=== The data ===
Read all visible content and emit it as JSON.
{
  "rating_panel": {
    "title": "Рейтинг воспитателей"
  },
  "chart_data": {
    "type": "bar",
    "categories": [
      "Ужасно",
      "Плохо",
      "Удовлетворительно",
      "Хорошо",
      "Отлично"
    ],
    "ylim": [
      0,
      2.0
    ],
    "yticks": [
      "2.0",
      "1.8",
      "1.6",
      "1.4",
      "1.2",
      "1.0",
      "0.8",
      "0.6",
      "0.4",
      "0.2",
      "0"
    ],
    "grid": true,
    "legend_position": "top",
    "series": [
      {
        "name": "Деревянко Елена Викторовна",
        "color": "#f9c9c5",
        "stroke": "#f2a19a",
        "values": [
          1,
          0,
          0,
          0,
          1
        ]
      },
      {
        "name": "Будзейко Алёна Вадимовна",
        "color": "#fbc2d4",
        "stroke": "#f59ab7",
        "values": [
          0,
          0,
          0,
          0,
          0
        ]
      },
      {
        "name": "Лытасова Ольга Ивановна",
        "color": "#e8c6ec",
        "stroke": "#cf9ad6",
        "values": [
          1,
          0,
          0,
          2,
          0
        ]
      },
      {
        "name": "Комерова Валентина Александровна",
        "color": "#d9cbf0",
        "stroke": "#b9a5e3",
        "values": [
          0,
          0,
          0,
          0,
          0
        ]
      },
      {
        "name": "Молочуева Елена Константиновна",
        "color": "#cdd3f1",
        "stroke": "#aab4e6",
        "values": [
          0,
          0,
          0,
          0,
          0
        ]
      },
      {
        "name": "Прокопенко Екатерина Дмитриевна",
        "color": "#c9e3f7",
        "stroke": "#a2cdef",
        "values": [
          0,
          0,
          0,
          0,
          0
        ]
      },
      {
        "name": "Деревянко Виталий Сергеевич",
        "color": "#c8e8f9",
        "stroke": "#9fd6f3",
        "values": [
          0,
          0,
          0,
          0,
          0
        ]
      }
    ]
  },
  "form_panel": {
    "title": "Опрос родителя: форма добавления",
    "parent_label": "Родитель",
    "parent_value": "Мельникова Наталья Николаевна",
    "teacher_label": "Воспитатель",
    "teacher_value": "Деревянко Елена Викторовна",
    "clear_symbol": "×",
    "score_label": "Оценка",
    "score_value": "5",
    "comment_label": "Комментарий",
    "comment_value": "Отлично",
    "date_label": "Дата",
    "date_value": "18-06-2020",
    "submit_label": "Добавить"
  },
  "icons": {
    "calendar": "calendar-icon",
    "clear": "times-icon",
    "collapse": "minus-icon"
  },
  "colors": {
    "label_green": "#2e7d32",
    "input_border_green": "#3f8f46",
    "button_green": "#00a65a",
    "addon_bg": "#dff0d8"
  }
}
===
=== The data ===
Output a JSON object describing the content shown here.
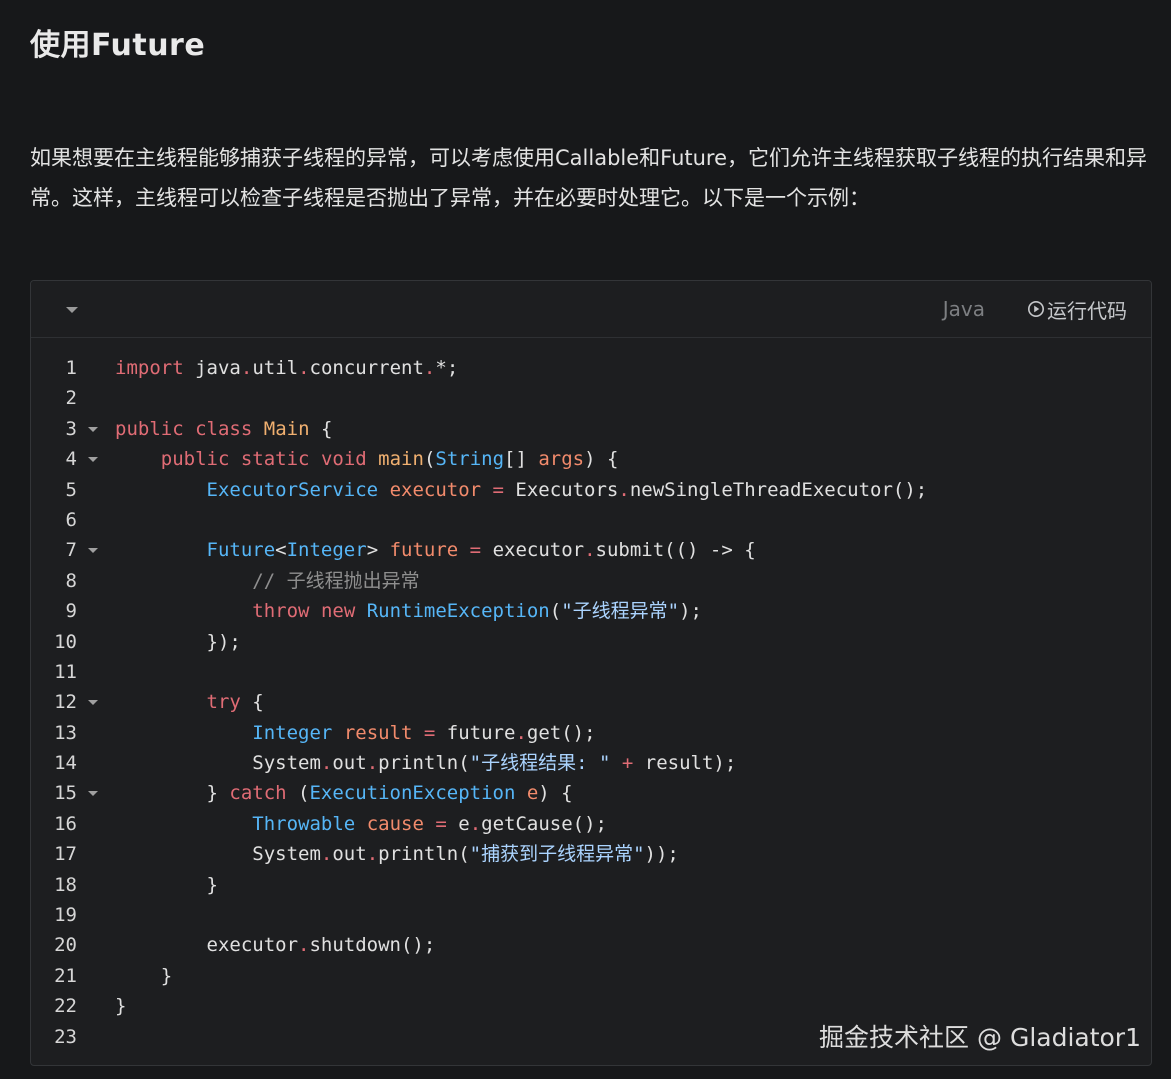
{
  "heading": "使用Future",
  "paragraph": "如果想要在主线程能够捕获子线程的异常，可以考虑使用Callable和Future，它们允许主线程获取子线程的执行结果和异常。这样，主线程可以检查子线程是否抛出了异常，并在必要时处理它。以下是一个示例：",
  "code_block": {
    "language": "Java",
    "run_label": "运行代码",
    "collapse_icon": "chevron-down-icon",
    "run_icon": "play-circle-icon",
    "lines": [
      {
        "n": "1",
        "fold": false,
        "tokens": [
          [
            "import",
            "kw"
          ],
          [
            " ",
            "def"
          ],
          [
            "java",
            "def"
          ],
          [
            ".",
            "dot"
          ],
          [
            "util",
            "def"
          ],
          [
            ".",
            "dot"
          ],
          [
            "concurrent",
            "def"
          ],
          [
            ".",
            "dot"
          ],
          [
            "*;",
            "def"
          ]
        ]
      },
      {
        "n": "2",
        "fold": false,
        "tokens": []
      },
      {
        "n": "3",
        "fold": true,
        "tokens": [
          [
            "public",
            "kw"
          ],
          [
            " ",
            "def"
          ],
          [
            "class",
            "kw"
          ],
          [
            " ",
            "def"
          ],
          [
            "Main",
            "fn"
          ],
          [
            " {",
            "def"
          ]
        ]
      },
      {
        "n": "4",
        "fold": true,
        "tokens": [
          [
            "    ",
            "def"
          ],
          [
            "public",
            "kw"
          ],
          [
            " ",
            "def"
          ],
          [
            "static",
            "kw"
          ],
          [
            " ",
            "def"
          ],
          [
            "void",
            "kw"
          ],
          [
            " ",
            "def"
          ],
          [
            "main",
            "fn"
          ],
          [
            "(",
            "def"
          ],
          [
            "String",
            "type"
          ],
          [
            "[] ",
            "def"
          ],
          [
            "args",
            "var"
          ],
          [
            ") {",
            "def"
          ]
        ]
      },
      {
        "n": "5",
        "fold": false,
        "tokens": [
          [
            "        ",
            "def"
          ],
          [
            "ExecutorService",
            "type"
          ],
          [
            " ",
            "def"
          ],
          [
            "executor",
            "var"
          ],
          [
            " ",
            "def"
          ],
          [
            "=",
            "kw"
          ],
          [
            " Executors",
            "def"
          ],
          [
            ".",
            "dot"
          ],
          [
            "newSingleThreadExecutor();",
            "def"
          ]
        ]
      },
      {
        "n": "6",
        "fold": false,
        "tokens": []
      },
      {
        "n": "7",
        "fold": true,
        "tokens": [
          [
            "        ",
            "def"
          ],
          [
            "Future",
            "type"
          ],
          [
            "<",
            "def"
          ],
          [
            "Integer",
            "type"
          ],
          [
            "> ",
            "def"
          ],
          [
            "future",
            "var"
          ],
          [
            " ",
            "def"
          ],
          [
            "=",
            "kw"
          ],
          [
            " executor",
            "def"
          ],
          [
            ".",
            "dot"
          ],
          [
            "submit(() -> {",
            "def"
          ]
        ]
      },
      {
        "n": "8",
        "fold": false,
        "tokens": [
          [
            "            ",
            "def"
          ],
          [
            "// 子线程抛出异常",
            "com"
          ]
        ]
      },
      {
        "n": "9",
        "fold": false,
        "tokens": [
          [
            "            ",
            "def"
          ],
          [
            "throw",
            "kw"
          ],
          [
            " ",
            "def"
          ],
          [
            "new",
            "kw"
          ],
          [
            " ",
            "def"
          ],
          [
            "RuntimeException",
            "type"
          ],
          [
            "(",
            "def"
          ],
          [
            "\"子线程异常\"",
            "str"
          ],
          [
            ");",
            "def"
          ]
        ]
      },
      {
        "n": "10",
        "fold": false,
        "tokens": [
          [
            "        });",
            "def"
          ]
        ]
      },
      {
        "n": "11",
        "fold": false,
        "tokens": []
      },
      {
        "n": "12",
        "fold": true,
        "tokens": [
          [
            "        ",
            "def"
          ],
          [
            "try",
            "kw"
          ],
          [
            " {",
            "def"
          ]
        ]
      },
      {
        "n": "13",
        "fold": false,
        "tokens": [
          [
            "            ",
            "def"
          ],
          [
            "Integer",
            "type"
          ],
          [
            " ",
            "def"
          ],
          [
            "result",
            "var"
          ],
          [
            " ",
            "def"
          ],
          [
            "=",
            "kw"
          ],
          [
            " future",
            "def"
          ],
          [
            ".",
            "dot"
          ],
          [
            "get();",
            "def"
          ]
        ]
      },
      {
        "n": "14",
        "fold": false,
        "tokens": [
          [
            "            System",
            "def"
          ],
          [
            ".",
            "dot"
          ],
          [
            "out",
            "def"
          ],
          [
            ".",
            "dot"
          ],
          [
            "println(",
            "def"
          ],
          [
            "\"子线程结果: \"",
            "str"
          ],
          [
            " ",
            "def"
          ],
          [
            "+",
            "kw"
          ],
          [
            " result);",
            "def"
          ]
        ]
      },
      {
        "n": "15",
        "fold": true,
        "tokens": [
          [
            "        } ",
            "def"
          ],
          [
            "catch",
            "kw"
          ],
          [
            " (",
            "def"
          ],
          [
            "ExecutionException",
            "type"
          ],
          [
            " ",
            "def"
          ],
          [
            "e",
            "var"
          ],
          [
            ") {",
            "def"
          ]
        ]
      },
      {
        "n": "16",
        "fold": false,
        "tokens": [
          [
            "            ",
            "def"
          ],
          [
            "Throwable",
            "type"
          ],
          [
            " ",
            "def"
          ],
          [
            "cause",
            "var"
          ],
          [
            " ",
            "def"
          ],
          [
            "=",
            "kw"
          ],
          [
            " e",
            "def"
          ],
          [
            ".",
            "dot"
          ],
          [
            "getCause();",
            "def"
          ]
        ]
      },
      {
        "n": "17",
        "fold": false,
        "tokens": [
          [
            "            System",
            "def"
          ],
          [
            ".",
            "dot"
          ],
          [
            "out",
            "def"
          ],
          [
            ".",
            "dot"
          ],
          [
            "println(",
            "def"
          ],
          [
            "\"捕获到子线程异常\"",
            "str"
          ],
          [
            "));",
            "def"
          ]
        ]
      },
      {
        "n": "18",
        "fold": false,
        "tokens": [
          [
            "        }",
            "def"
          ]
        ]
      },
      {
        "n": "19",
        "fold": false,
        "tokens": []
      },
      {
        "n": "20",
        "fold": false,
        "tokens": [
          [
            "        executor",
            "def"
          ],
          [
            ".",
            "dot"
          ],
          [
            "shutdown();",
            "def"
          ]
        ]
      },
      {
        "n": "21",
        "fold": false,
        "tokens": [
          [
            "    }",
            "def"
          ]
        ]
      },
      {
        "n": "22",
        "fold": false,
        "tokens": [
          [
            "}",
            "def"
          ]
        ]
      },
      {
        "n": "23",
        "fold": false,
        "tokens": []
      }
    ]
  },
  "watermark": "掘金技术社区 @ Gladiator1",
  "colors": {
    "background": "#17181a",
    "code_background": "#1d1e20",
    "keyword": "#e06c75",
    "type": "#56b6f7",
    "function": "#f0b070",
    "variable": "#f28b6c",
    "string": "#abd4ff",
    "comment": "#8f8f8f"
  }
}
===
:: Work to complete ::
Gather each line of the listing that holds the string "Викторовна".

:: Final result ::
        "name": "Деревянко Елена Викторовна",
    "teacher_value": "Деревянко Елена Викторовна",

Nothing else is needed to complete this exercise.